>> START Record extracts

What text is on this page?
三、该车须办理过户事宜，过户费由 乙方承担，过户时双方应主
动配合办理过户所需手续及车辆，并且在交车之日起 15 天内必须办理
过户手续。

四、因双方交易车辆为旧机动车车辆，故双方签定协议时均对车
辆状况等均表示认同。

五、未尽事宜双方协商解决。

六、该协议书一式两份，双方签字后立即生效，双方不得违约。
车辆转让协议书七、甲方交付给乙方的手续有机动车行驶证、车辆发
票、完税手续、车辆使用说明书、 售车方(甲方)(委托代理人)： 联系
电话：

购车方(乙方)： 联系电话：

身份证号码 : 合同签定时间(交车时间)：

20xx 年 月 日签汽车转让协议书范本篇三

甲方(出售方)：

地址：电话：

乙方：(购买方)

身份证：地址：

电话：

>> END Record extracts
>> START Record extracts

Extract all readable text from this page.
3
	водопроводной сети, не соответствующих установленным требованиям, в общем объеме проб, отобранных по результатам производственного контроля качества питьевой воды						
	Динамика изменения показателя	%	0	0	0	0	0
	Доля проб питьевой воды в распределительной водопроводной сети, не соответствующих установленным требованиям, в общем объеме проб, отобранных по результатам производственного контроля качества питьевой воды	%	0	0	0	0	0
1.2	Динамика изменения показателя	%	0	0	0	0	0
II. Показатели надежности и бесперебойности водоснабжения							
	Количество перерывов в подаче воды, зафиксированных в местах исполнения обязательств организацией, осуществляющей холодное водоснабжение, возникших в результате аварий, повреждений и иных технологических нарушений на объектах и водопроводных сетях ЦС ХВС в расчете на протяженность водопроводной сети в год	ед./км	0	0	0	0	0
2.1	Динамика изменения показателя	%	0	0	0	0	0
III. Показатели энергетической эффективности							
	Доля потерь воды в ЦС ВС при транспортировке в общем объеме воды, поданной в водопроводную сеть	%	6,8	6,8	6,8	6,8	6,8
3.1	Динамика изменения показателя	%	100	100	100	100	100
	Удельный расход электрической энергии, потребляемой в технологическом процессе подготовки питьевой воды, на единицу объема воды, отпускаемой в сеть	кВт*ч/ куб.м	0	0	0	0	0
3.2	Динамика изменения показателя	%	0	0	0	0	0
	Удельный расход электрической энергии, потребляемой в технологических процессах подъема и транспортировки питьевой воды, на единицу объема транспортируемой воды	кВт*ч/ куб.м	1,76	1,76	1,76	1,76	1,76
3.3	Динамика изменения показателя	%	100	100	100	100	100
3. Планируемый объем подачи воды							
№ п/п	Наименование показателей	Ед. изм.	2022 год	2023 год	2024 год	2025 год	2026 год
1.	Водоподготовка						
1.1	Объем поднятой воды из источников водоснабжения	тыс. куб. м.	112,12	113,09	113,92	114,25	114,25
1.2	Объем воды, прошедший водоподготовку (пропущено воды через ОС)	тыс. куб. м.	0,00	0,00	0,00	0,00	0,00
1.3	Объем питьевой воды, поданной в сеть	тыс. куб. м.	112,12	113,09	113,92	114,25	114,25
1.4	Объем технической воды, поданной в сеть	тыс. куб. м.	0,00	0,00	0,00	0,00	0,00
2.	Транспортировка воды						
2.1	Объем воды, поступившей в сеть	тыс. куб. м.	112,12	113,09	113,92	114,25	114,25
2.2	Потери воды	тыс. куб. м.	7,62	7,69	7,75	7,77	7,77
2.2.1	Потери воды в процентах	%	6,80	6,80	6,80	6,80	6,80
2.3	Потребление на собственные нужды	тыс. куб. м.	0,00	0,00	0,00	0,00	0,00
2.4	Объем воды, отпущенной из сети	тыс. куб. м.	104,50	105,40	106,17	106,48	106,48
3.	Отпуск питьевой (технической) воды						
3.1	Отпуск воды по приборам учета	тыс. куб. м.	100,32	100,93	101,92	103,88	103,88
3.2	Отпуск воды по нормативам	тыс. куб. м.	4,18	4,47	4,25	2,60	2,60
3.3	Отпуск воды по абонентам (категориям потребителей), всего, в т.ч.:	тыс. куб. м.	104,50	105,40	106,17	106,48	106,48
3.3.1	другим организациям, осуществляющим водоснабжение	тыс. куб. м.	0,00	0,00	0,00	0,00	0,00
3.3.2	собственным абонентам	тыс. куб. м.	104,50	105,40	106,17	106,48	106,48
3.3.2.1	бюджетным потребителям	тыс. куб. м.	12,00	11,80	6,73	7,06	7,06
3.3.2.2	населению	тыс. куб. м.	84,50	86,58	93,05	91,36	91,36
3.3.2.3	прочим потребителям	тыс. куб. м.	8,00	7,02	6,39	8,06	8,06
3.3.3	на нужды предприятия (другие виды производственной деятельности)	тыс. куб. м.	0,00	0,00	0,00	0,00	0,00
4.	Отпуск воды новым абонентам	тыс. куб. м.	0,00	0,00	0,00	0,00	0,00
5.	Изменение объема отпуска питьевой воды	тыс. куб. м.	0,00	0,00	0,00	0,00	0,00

>> END Record extracts

Exercise => In the records, locate each line holding the string "Удельный" and copy it.

Output of the task =>
	Удельный расход электрической энергии, потребляемой в технологическом процессе подготовки питьевой воды, на единицу объема воды, отпускаемой в сеть	кВт*ч/ куб.м	0	0	0	0	0
	Удельный расход электрической энергии, потребляемой в технологических процессах подъема и транспортировки питьевой воды, на единицу объема транспортируемой воды	кВт*ч/ куб.м	1,76	1,76	1,76	1,76	1,76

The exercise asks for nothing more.